--- Start ---
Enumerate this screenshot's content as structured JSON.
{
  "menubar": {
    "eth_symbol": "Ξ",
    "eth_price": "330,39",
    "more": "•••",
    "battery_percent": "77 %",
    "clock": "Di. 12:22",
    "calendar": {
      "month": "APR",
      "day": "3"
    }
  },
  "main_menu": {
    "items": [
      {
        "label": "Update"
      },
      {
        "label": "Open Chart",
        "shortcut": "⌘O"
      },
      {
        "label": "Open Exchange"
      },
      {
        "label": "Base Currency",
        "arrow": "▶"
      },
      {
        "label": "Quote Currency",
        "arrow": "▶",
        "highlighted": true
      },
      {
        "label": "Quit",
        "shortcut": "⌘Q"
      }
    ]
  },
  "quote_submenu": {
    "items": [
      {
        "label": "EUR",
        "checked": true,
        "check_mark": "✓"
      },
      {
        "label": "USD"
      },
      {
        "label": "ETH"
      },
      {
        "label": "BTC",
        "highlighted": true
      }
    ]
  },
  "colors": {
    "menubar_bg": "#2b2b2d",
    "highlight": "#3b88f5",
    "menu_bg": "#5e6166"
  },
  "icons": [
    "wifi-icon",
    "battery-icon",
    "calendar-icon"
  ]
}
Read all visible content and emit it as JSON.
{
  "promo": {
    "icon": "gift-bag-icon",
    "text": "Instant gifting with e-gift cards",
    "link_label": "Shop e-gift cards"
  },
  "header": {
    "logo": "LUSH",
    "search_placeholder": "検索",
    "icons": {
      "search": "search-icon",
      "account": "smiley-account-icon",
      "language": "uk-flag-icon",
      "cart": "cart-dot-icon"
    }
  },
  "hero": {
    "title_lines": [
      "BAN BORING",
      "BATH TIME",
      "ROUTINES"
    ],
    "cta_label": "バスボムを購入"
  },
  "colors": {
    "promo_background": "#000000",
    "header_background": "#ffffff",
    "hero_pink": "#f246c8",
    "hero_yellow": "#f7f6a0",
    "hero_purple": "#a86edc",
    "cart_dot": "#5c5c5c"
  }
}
--- End ---
- [Objective]
Give the count of lines in the listing that hold the word "content", with no other text.

- [Finished task]
2